>> begin Material for this exercise

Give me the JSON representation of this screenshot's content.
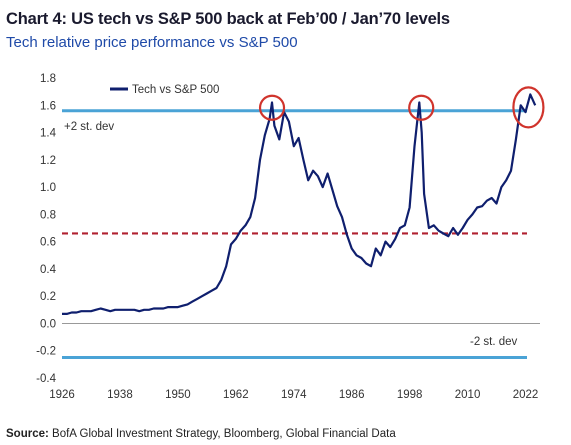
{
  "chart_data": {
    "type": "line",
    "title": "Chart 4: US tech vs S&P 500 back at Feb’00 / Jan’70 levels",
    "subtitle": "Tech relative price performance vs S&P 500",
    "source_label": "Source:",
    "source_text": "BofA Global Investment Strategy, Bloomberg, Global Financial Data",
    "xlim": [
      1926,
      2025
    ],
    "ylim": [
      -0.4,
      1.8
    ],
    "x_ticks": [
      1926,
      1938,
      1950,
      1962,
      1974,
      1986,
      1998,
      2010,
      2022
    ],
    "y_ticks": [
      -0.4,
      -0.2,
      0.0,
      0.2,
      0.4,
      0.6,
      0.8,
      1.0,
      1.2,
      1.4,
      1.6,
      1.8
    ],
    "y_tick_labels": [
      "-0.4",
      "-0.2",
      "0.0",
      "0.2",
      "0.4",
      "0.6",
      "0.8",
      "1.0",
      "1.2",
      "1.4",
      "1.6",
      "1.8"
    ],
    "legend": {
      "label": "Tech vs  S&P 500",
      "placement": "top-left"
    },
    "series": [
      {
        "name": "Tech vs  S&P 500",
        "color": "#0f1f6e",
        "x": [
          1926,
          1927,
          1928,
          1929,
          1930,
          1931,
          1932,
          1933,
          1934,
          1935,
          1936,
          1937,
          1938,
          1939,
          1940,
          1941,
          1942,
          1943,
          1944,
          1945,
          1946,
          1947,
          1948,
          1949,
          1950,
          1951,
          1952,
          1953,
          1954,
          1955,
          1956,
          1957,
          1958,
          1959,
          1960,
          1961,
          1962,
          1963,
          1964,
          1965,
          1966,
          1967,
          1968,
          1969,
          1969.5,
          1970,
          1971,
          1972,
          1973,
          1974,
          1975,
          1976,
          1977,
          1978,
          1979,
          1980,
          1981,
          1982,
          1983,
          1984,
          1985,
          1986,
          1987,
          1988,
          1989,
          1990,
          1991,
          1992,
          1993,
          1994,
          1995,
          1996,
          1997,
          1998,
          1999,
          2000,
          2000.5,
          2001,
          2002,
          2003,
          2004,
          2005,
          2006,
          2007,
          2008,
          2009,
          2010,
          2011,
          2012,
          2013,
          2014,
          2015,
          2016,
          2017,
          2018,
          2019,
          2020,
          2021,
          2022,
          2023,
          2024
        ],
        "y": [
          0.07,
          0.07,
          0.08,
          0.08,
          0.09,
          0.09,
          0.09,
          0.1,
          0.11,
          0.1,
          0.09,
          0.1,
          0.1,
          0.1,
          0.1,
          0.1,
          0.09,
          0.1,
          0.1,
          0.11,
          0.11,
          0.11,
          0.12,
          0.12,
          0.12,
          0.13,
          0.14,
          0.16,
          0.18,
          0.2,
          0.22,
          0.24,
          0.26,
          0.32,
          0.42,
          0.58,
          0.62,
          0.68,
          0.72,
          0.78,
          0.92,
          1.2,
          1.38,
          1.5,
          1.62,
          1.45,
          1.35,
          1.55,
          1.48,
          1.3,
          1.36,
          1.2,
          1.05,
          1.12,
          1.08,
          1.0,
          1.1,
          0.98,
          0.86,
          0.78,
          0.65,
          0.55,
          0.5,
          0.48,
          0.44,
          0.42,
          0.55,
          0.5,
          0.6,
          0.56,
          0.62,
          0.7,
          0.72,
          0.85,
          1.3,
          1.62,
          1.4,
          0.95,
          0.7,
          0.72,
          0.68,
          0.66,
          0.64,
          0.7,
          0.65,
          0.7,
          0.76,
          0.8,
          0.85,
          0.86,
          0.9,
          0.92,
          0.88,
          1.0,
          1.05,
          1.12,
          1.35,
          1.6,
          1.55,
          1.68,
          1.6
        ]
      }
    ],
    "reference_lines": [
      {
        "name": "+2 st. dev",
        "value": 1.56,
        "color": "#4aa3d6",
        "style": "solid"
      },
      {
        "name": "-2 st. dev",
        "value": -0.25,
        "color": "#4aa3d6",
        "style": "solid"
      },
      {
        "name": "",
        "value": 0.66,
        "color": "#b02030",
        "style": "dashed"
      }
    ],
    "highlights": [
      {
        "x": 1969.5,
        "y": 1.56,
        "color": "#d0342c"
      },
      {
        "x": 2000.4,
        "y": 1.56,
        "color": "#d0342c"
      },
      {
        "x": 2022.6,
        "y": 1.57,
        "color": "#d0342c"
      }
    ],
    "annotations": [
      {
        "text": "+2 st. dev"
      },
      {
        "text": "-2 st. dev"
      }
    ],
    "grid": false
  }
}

>> end Material for this exercise

**Task description**
Each line in the records above should be reproduced exactly; images are not copied.

**The completed task**
Give me the JSON representation of this screenshot's content.
{
  "chart_data": {
    "type": "line",
    "title": "Chart 4: US tech vs S&P 500 back at Feb’00 / Jan’70 levels",
    "subtitle": "Tech relative price performance vs S&P 500",
    "source_label": "Source:",
    "source_text": "BofA Global Investment Strategy, Bloomberg, Global Financial Data",
    "xlim": [
      1926,
      2025
    ],
    "ylim": [
      -0.4,
      1.8
    ],
    "x_ticks": [
      1926,
      1938,
      1950,
      1962,
      1974,
      1986,
      1998,
      2010,
      2022
    ],
    "y_ticks": [
      -0.4,
      -0.2,
      0.0,
      0.2,
      0.4,
      0.6,
      0.8,
      1.0,
      1.2,
      1.4,
      1.6,
      1.8
    ],
    "y_tick_labels": [
      "-0.4",
      "-0.2",
      "0.0",
      "0.2",
      "0.4",
      "0.6",
      "0.8",
      "1.0",
      "1.2",
      "1.4",
      "1.6",
      "1.8"
    ],
    "legend": {
      "label": "Tech vs  S&P 500",
      "placement": "top-left"
    },
    "series": [
      {
        "name": "Tech vs  S&P 500",
        "color": "#0f1f6e",
        "x": [
          1926,
          1927,
          1928,
          1929,
          1930,
          1931,
          1932,
          1933,
          1934,
          1935,
          1936,
          1937,
          1938,
          1939,
          1940,
          1941,
          1942,
          1943,
          1944,
          1945,
          1946,
          1947,
          1948,
          1949,
          1950,
          1951,
          1952,
          1953,
          1954,
          1955,
          1956,
          1957,
          1958,
          1959,
          1960,
          1961,
          1962,
          1963,
          1964,
          1965,
          1966,
          1967,
          1968,
          1969,
          1969.5,
          1970,
          1971,
          1972,
          1973,
          1974,
          1975,
          1976,
          1977,
          1978,
          1979,
          1980,
          1981,
          1982,
          1983,
          1984,
          1985,
          1986,
          1987,
          1988,
          1989,
          1990,
          1991,
          1992,
          1993,
          1994,
          1995,
          1996,
          1997,
          1998,
          1999,
          2000,
          2000.5,
          2001,
          2002,
          2003,
          2004,
          2005,
          2006,
          2007,
          2008,
          2009,
          2010,
          2011,
          2012,
          2013,
          2014,
          2015,
          2016,
          2017,
          2018,
          2019,
          2020,
          2021,
          2022,
          2023,
          2024
        ],
        "y": [
          0.07,
          0.07,
          0.08,
          0.08,
          0.09,
          0.09,
          0.09,
          0.1,
          0.11,
          0.1,
          0.09,
          0.1,
          0.1,
          0.1,
          0.1,
          0.1,
          0.09,
          0.1,
          0.1,
          0.11,
          0.11,
          0.11,
          0.12,
          0.12,
          0.12,
          0.13,
          0.14,
          0.16,
          0.18,
          0.2,
          0.22,
          0.24,
          0.26,
          0.32,
          0.42,
          0.58,
          0.62,
          0.68,
          0.72,
          0.78,
          0.92,
          1.2,
          1.38,
          1.5,
          1.62,
          1.45,
          1.35,
          1.55,
          1.48,
          1.3,
          1.36,
          1.2,
          1.05,
          1.12,
          1.08,
          1.0,
          1.1,
          0.98,
          0.86,
          0.78,
          0.65,
          0.55,
          0.5,
          0.48,
          0.44,
          0.42,
          0.55,
          0.5,
          0.6,
          0.56,
          0.62,
          0.7,
          0.72,
          0.85,
          1.3,
          1.62,
          1.4,
          0.95,
          0.7,
          0.72,
          0.68,
          0.66,
          0.64,
          0.7,
          0.65,
          0.7,
          0.76,
          0.8,
          0.85,
          0.86,
          0.9,
          0.92,
          0.88,
          1.0,
          1.05,
          1.12,
          1.35,
          1.6,
          1.55,
          1.68,
          1.6
        ]
      }
    ],
    "reference_lines": [
      {
        "name": "+2 st. dev",
        "value": 1.56,
        "color": "#4aa3d6",
        "style": "solid"
      },
      {
        "name": "-2 st. dev",
        "value": -0.25,
        "color": "#4aa3d6",
        "style": "solid"
      },
      {
        "name": "",
        "value": 0.66,
        "color": "#b02030",
        "style": "dashed"
      }
    ],
    "highlights": [
      {
        "x": 1969.5,
        "y": 1.56,
        "color": "#d0342c"
      },
      {
        "x": 2000.4,
        "y": 1.56,
        "color": "#d0342c"
      },
      {
        "x": 2022.6,
        "y": 1.57,
        "color": "#d0342c"
      }
    ],
    "annotations": [
      {
        "text": "+2 st. dev"
      },
      {
        "text": "-2 st. dev"
      }
    ],
    "grid": false
  }
}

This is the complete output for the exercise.